>> begin Provided material

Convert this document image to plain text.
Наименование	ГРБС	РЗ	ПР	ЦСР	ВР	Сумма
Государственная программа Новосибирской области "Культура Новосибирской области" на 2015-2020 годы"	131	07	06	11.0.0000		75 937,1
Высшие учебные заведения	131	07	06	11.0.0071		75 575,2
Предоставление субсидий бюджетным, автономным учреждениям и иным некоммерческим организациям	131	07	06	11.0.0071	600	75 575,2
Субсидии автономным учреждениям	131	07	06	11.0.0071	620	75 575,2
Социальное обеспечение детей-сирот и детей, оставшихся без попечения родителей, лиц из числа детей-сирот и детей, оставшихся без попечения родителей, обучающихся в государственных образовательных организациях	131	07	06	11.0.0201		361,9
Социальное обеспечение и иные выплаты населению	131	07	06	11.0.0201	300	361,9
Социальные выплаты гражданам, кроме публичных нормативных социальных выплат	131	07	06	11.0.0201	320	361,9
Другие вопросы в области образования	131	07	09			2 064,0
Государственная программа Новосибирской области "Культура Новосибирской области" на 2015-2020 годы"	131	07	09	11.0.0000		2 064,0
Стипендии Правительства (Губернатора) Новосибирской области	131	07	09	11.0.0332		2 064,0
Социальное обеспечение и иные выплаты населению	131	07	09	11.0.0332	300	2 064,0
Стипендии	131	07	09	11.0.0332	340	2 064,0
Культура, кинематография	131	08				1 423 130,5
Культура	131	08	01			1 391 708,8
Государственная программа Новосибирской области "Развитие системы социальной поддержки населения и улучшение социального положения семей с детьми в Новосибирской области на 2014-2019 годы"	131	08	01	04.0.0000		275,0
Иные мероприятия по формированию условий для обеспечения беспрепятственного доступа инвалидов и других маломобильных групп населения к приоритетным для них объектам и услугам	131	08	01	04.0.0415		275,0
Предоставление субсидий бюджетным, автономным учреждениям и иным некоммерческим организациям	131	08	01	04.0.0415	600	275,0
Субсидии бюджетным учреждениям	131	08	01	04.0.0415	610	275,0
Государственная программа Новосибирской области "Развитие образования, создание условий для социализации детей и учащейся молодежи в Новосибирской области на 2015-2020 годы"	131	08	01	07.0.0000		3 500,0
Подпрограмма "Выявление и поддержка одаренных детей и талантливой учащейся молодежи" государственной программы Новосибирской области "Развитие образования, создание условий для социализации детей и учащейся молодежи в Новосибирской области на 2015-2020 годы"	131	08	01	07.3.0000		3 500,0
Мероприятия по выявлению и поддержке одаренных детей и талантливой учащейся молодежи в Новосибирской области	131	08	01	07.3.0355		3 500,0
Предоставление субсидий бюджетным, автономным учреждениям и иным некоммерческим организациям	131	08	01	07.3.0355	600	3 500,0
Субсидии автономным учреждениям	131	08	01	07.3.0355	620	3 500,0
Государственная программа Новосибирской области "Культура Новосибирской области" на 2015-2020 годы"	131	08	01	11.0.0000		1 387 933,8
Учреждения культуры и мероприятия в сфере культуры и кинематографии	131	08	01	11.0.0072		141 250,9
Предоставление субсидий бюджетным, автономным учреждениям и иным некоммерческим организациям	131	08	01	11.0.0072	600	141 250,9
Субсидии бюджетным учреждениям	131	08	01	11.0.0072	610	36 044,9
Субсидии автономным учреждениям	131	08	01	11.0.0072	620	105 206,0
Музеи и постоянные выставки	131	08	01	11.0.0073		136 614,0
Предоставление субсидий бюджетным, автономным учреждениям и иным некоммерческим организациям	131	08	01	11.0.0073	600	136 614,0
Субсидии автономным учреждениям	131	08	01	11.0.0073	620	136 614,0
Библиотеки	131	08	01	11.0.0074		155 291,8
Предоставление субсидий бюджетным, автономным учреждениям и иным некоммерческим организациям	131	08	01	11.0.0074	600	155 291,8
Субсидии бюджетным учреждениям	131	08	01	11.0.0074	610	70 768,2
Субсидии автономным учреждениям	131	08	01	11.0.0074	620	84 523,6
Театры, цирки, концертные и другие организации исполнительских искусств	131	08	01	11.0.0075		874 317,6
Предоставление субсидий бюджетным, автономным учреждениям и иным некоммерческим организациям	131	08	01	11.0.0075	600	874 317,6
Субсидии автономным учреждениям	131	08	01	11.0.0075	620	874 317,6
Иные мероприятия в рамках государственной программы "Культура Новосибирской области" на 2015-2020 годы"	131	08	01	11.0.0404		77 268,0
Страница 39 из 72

>> end Provided material

### Task description
Retype every entry word for word.

### Output
Convert this document image to plain text.
Наименование	ГРБС	РЗ	ПР	ЦСР	ВР	Сумма
Государственная программа Новосибирской области "Культура Новосибирской области" на 2015-2020 годы"	131	07	06	11.0.0000		75 937,1
Высшие учебные заведения	131	07	06	11.0.0071		75 575,2
Предоставление субсидий бюджетным, автономным учреждениям и иным некоммерческим организациям	131	07	06	11.0.0071	600	75 575,2
Субсидии автономным учреждениям	131	07	06	11.0.0071	620	75 575,2
Социальное обеспечение детей-сирот и детей, оставшихся без попечения родителей, лиц из числа детей-сирот и детей, оставшихся без попечения родителей, обучающихся в государственных образовательных организациях	131	07	06	11.0.0201		361,9
Социальное обеспечение и иные выплаты населению	131	07	06	11.0.0201	300	361,9
Социальные выплаты гражданам, кроме публичных нормативных социальных выплат	131	07	06	11.0.0201	320	361,9
Другие вопросы в области образования	131	07	09			2 064,0
Государственная программа Новосибирской области "Культура Новосибирской области" на 2015-2020 годы"	131	07	09	11.0.0000		2 064,0
Стипендии Правительства (Губернатора) Новосибирской области	131	07	09	11.0.0332		2 064,0
Социальное обеспечение и иные выплаты населению	131	07	09	11.0.0332	300	2 064,0
Стипендии	131	07	09	11.0.0332	340	2 064,0
Культура, кинематография	131	08				1 423 130,5
Культура	131	08	01			1 391 708,8
Государственная программа Новосибирской области "Развитие системы социальной поддержки населения и улучшение социального положения семей с детьми в Новосибирской области на 2014-2019 годы"	131	08	01	04.0.0000		275,0
Иные мероприятия по формированию условий для обеспечения беспрепятственного доступа инвалидов и других маломобильных групп населения к приоритетным для них объектам и услугам	131	08	01	04.0.0415		275,0
Предоставление субсидий бюджетным, автономным учреждениям и иным некоммерческим организациям	131	08	01	04.0.0415	600	275,0
Субсидии бюджетным учреждениям	131	08	01	04.0.0415	610	275,0
Государственная программа Новосибирской области "Развитие образования, создание условий для социализации детей и учащейся молодежи в Новосибирской области на 2015-2020 годы"	131	08	01	07.0.0000		3 500,0
Подпрограмма "Выявление и поддержка одаренных детей и талантливой учащейся молодежи" государственной программы Новосибирской области "Развитие образования, создание условий для социализации детей и учащейся молодежи в Новосибирской области на 2015-2020 годы"	131	08	01	07.3.0000		3 500,0
Мероприятия по выявлению и поддержке одаренных детей и талантливой учащейся молодежи в Новосибирской области	131	08	01	07.3.0355		3 500,0
Предоставление субсидий бюджетным, автономным учреждениям и иным некоммерческим организациям	131	08	01	07.3.0355	600	3 500,0
Субсидии автономным учреждениям	131	08	01	07.3.0355	620	3 500,0
Государственная программа Новосибирской области "Культура Новосибирской области" на 2015-2020 годы"	131	08	01	11.0.0000		1 387 933,8
Учреждения культуры и мероприятия в сфере культуры и кинематографии	131	08	01	11.0.0072		141 250,9
Предоставление субсидий бюджетным, автономным учреждениям и иным некоммерческим организациям	131	08	01	11.0.0072	600	141 250,9
Субсидии бюджетным учреждениям	131	08	01	11.0.0072	610	36 044,9
Субсидии автономным учреждениям	131	08	01	11.0.0072	620	105 206,0
Музеи и постоянные выставки	131	08	01	11.0.0073		136 614,0
Предоставление субсидий бюджетным, автономным учреждениям и иным некоммерческим организациям	131	08	01	11.0.0073	600	136 614,0
Субсидии автономным учреждениям	131	08	01	11.0.0073	620	136 614,0
Библиотеки	131	08	01	11.0.0074		155 291,8
Предоставление субсидий бюджетным, автономным учреждениям и иным некоммерческим организациям	131	08	01	11.0.0074	600	155 291,8
Субсидии бюджетным учреждениям	131	08	01	11.0.0074	610	70 768,2
Субсидии автономным учреждениям	131	08	01	11.0.0074	620	84 523,6
Театры, цирки, концертные и другие организации исполнительских искусств	131	08	01	11.0.0075		874 317,6
Предоставление субсидий бюджетным, автономным учреждениям и иным некоммерческим организациям	131	08	01	11.0.0075	600	874 317,6
Субсидии автономным учреждениям	131	08	01	11.0.0075	620	874 317,6
Иные мероприятия в рамках государственной программы "Культура Новосибирской области" на 2015-2020 годы"	131	08	01	11.0.0404		77 268,0
Страница 39 из 72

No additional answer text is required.